• Stored data
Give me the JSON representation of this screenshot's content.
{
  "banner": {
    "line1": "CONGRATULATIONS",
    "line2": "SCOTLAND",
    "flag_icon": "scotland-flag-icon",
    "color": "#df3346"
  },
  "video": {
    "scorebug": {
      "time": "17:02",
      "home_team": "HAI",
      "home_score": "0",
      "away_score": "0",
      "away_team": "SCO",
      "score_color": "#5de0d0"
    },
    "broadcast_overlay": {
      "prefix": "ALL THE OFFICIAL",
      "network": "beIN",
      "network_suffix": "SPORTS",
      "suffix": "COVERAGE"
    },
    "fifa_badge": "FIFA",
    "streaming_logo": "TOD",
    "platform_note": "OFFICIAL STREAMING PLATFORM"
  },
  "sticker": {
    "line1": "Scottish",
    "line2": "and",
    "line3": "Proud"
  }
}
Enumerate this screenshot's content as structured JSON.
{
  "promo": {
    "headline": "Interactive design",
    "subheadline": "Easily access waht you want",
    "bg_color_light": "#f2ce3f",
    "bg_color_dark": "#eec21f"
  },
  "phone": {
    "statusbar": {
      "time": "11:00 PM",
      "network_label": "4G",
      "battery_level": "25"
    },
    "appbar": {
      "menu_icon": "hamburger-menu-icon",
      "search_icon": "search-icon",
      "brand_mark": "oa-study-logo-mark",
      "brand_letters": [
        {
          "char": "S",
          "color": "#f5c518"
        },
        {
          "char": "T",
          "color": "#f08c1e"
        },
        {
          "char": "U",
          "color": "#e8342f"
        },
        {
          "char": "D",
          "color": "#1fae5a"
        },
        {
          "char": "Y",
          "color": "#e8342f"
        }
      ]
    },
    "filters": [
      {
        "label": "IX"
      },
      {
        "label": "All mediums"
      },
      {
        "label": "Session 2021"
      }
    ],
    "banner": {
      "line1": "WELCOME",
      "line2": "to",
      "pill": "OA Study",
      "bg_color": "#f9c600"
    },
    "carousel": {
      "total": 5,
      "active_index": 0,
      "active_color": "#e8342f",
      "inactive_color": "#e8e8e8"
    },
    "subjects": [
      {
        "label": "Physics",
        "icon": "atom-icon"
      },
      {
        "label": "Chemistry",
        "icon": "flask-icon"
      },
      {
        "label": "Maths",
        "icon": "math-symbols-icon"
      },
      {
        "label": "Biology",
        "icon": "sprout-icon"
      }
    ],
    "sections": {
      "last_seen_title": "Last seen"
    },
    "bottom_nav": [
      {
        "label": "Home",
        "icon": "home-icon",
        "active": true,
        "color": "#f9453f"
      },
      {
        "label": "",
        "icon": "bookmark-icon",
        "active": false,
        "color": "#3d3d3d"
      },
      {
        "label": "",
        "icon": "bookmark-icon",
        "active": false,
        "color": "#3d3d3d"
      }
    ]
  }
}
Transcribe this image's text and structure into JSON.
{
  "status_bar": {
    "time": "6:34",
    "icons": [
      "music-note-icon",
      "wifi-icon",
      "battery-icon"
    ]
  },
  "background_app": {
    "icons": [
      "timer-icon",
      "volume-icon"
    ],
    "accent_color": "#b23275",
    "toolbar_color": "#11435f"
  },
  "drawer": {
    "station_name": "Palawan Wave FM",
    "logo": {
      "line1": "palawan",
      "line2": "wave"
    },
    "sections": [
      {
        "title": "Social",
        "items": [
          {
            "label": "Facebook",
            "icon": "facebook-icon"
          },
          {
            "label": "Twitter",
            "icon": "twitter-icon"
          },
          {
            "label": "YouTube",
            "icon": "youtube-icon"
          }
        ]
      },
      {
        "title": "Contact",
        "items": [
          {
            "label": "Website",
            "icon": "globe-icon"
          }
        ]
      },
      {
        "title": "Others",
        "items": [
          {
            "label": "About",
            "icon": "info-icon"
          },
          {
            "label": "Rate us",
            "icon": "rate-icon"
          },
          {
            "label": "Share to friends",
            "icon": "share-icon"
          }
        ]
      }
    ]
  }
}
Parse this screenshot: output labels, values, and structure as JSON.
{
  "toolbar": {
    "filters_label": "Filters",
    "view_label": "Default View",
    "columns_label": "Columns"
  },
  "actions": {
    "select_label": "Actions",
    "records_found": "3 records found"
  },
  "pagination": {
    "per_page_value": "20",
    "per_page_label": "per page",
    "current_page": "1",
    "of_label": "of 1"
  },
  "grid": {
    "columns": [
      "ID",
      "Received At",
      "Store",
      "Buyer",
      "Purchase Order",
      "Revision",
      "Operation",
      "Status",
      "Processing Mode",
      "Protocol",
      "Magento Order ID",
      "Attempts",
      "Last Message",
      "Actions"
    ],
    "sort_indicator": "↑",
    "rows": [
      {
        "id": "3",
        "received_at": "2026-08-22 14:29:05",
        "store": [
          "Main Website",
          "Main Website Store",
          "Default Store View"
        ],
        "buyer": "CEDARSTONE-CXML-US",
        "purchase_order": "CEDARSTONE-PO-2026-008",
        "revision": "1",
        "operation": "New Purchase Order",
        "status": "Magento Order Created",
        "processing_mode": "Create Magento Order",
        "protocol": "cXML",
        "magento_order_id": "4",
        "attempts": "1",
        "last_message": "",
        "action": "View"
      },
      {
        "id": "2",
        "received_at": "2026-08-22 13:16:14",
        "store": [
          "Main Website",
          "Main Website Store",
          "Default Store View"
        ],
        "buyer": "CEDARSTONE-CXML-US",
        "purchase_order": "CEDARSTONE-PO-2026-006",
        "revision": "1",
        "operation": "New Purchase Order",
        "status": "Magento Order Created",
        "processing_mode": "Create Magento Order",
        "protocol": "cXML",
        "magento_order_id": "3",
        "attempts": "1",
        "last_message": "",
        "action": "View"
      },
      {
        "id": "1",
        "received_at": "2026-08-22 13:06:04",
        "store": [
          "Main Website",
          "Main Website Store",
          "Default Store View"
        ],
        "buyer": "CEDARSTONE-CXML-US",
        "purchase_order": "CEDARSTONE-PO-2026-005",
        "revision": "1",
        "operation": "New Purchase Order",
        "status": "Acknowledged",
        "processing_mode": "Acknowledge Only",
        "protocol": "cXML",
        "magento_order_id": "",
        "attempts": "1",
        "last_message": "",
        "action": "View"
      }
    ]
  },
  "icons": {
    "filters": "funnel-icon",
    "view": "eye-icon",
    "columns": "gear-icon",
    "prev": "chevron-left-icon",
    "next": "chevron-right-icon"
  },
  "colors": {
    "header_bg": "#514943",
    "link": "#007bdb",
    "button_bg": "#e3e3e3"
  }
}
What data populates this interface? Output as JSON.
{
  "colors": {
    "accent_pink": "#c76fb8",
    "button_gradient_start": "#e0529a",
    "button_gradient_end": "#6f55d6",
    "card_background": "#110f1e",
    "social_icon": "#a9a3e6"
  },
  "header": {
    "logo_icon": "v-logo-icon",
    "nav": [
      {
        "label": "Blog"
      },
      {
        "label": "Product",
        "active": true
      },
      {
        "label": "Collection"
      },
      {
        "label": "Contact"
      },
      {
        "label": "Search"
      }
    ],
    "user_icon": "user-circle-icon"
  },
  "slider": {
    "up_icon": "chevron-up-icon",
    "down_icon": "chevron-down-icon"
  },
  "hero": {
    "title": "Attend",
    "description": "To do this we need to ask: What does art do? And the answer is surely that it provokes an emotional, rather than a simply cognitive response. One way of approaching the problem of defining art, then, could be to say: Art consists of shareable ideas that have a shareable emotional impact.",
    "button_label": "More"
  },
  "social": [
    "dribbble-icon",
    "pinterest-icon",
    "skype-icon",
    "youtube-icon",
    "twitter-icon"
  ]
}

• Aim of the exercise
Extract the full listing above without altering anything.

• Output
Give me the JSON representation of this screenshot's content.
{
  "banner": {
    "line1": "CONGRATULATIONS",
    "line2": "SCOTLAND",
    "flag_icon": "scotland-flag-icon",
    "color": "#df3346"
  },
  "video": {
    "scorebug": {
      "time": "17:02",
      "home_team": "HAI",
      "home_score": "0",
      "away_score": "0",
      "away_team": "SCO",
      "score_color": "#5de0d0"
    },
    "broadcast_overlay": {
      "prefix": "ALL THE OFFICIAL",
      "network": "beIN",
      "network_suffix": "SPORTS",
      "suffix": "COVERAGE"
    },
    "fifa_badge": "FIFA",
    "streaming_logo": "TOD",
    "platform_note": "OFFICIAL STREAMING PLATFORM"
  },
  "sticker": {
    "line1": "Scottish",
    "line2": "and",
    "line3": "Proud"
  }
}
Enumerate this screenshot's content as structured JSON.
{
  "promo": {
    "headline": "Interactive design",
    "subheadline": "Easily access waht you want",
    "bg_color_light": "#f2ce3f",
    "bg_color_dark": "#eec21f"
  },
  "phone": {
    "statusbar": {
      "time": "11:00 PM",
      "network_label": "4G",
      "battery_level": "25"
    },
    "appbar": {
      "menu_icon": "hamburger-menu-icon",
      "search_icon": "search-icon",
      "brand_mark": "oa-study-logo-mark",
      "brand_letters": [
        {
          "char": "S",
          "color": "#f5c518"
        },
        {
          "char": "T",
          "color": "#f08c1e"
        },
        {
          "char": "U",
          "color": "#e8342f"
        },
        {
          "char": "D",
          "color": "#1fae5a"
        },
        {
          "char": "Y",
          "color": "#e8342f"
        }
      ]
    },
    "filters": [
      {
        "label": "IX"
      },
      {
        "label": "All mediums"
      },
      {
        "label": "Session 2021"
      }
    ],
    "banner": {
      "line1": "WELCOME",
      "line2": "to",
      "pill": "OA Study",
      "bg_color": "#f9c600"
    },
    "carousel": {
      "total": 5,
      "active_index": 0,
      "active_color": "#e8342f",
      "inactive_color": "#e8e8e8"
    },
    "subjects": [
      {
        "label": "Physics",
        "icon": "atom-icon"
      },
      {
        "label": "Chemistry",
        "icon": "flask-icon"
      },
      {
        "label": "Maths",
        "icon": "math-symbols-icon"
      },
      {
        "label": "Biology",
        "icon": "sprout-icon"
      }
    ],
    "sections": {
      "last_seen_title": "Last seen"
    },
    "bottom_nav": [
      {
        "label": "Home",
        "icon": "home-icon",
        "active": true,
        "color": "#f9453f"
      },
      {
        "label": "",
        "icon": "bookmark-icon",
        "active": false,
        "color": "#3d3d3d"
      },
      {
        "label": "",
        "icon": "bookmark-icon",
        "active": false,
        "color": "#3d3d3d"
      }
    ]
  }
}
Transcribe this image's text and structure into JSON.
{
  "status_bar": {
    "time": "6:34",
    "icons": [
      "music-note-icon",
      "wifi-icon",
      "battery-icon"
    ]
  },
  "background_app": {
    "icons": [
      "timer-icon",
      "volume-icon"
    ],
    "accent_color": "#b23275",
    "toolbar_color": "#11435f"
  },
  "drawer": {
    "station_name": "Palawan Wave FM",
    "logo": {
      "line1": "palawan",
      "line2": "wave"
    },
    "sections": [
      {
        "title": "Social",
        "items": [
          {
            "label": "Facebook",
            "icon": "facebook-icon"
          },
          {
            "label": "Twitter",
            "icon": "twitter-icon"
          },
          {
            "label": "YouTube",
            "icon": "youtube-icon"
          }
        ]
      },
      {
        "title": "Contact",
        "items": [
          {
            "label": "Website",
            "icon": "globe-icon"
          }
        ]
      },
      {
        "title": "Others",
        "items": [
          {
            "label": "About",
            "icon": "info-icon"
          },
          {
            "label": "Rate us",
            "icon": "rate-icon"
          },
          {
            "label": "Share to friends",
            "icon": "share-icon"
          }
        ]
      }
    ]
  }
}
Parse this screenshot: output labels, values, and structure as JSON.
{
  "toolbar": {
    "filters_label": "Filters",
    "view_label": "Default View",
    "columns_label": "Columns"
  },
  "actions": {
    "select_label": "Actions",
    "records_found": "3 records found"
  },
  "pagination": {
    "per_page_value": "20",
    "per_page_label": "per page",
    "current_page": "1",
    "of_label": "of 1"
  },
  "grid": {
    "columns": [
      "ID",
      "Received At",
      "Store",
      "Buyer",
      "Purchase Order",
      "Revision",
      "Operation",
      "Status",
      "Processing Mode",
      "Protocol",
      "Magento Order ID",
      "Attempts",
      "Last Message",
      "Actions"
    ],
    "sort_indicator": "↑",
    "rows": [
      {
        "id": "3",
        "received_at": "2026-08-22 14:29:05",
        "store": [
          "Main Website",
          "Main Website Store",
          "Default Store View"
        ],
        "buyer": "CEDARSTONE-CXML-US",
        "purchase_order": "CEDARSTONE-PO-2026-008",
        "revision": "1",
        "operation": "New Purchase Order",
        "status": "Magento Order Created",
        "processing_mode": "Create Magento Order",
        "protocol": "cXML",
        "magento_order_id": "4",
        "attempts": "1",
        "last_message": "",
        "action": "View"
      },
      {
        "id": "2",
        "received_at": "2026-08-22 13:16:14",
        "store": [
          "Main Website",
          "Main Website Store",
          "Default Store View"
        ],
        "buyer": "CEDARSTONE-CXML-US",
        "purchase_order": "CEDARSTONE-PO-2026-006",
        "revision": "1",
        "operation": "New Purchase Order",
        "status": "Magento Order Created",
        "processing_mode": "Create Magento Order",
        "protocol": "cXML",
        "magento_order_id": "3",
        "attempts": "1",
        "last_message": "",
        "action": "View"
      },
      {
        "id": "1",
        "received_at": "2026-08-22 13:06:04",
        "store": [
          "Main Website",
          "Main Website Store",
          "Default Store View"
        ],
        "buyer": "CEDARSTONE-CXML-US",
        "purchase_order": "CEDARSTONE-PO-2026-005",
        "revision": "1",
        "operation": "New Purchase Order",
        "status": "Acknowledged",
        "processing_mode": "Acknowledge Only",
        "protocol": "cXML",
        "magento_order_id": "",
        "attempts": "1",
        "last_message": "",
        "action": "View"
      }
    ]
  },
  "icons": {
    "filters": "funnel-icon",
    "view": "eye-icon",
    "columns": "gear-icon",
    "prev": "chevron-left-icon",
    "next": "chevron-right-icon"
  },
  "colors": {
    "header_bg": "#514943",
    "link": "#007bdb",
    "button_bg": "#e3e3e3"
  }
}
What data populates this interface? Output as JSON.
{
  "colors": {
    "accent_pink": "#c76fb8",
    "button_gradient_start": "#e0529a",
    "button_gradient_end": "#6f55d6",
    "card_background": "#110f1e",
    "social_icon": "#a9a3e6"
  },
  "header": {
    "logo_icon": "v-logo-icon",
    "nav": [
      {
        "label": "Blog"
      },
      {
        "label": "Product",
        "active": true
      },
      {
        "label": "Collection"
      },
      {
        "label": "Contact"
      },
      {
        "label": "Search"
      }
    ],
    "user_icon": "user-circle-icon"
  },
  "slider": {
    "up_icon": "chevron-up-icon",
    "down_icon": "chevron-down-icon"
  },
  "hero": {
    "title": "Attend",
    "description": "To do this we need to ask: What does art do? And the answer is surely that it provokes an emotional, rather than a simply cognitive response. One way of approaching the problem of defining art, then, could be to say: Art consists of shareable ideas that have a shareable emotional impact.",
    "button_label": "More"
  },
  "social": [
    "dribbble-icon",
    "pinterest-icon",
    "skype-icon",
    "youtube-icon",
    "twitter-icon"
  ]
}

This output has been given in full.